**Exercise directions**
Return the records exactly as they are.
^^^^^^^^
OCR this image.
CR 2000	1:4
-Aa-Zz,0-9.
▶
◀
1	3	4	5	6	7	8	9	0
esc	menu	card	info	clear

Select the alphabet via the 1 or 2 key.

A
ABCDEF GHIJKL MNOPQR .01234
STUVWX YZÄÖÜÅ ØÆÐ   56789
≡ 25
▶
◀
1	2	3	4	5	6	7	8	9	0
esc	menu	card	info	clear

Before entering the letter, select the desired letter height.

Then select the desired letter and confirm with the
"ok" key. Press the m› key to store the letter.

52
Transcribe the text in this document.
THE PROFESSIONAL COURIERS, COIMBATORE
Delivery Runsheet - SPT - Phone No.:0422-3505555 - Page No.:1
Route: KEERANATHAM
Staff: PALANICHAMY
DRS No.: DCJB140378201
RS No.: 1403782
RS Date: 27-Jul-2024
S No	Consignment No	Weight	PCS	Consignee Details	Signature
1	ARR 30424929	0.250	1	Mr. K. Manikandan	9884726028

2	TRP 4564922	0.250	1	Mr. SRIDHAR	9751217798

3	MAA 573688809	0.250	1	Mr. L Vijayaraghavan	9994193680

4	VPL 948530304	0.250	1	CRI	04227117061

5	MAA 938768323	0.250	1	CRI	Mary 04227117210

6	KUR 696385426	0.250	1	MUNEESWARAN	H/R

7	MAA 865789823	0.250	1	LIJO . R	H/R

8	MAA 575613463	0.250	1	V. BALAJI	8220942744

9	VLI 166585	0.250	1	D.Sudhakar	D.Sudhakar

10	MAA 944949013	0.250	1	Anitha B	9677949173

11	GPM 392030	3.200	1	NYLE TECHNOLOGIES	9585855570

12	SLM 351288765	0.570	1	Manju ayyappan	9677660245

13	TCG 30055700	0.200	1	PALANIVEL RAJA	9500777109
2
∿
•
^^^^^^^^
**Complete output**
OCR this image.
CR 2000	1:4
-Aa-Zz,0-9.
▶
◀
1	3	4	5	6	7	8	9	0
esc	menu	card	info	clear

Select the alphabet via the 1 or 2 key.

A
ABCDEF GHIJKL MNOPQR .01234
STUVWX YZÄÖÜÅ ØÆÐ   56789
≡ 25
▶
◀
1	2	3	4	5	6	7	8	9	0
esc	menu	card	info	clear

Before entering the letter, select the desired letter height.

Then select the desired letter and confirm with the
"ok" key. Press the m› key to store the letter.

52
Transcribe the text in this document.
THE PROFESSIONAL COURIERS, COIMBATORE
Delivery Runsheet - SPT - Phone No.:0422-3505555 - Page No.:1
Route: KEERANATHAM
Staff: PALANICHAMY
DRS No.: DCJB140378201
RS No.: 1403782
RS Date: 27-Jul-2024
S No	Consignment No	Weight	PCS	Consignee Details	Signature
1	ARR 30424929	0.250	1	Mr. K. Manikandan	9884726028

2	TRP 4564922	0.250	1	Mr. SRIDHAR	9751217798

3	MAA 573688809	0.250	1	Mr. L Vijayaraghavan	9994193680

4	VPL 948530304	0.250	1	CRI	04227117061

5	MAA 938768323	0.250	1	CRI	Mary 04227117210

6	KUR 696385426	0.250	1	MUNEESWARAN	H/R

7	MAA 865789823	0.250	1	LIJO . R	H/R

8	MAA 575613463	0.250	1	V. BALAJI	8220942744

9	VLI 166585	0.250	1	D.Sudhakar	D.Sudhakar

10	MAA 944949013	0.250	1	Anitha B	9677949173

11	GPM 392030	3.200	1	NYLE TECHNOLOGIES	9585855570

12	SLM 351288765	0.570	1	Manju ayyappan	9677660245

13	TCG 30055700	0.200	1	PALANIVEL RAJA	9500777109
2
∿
•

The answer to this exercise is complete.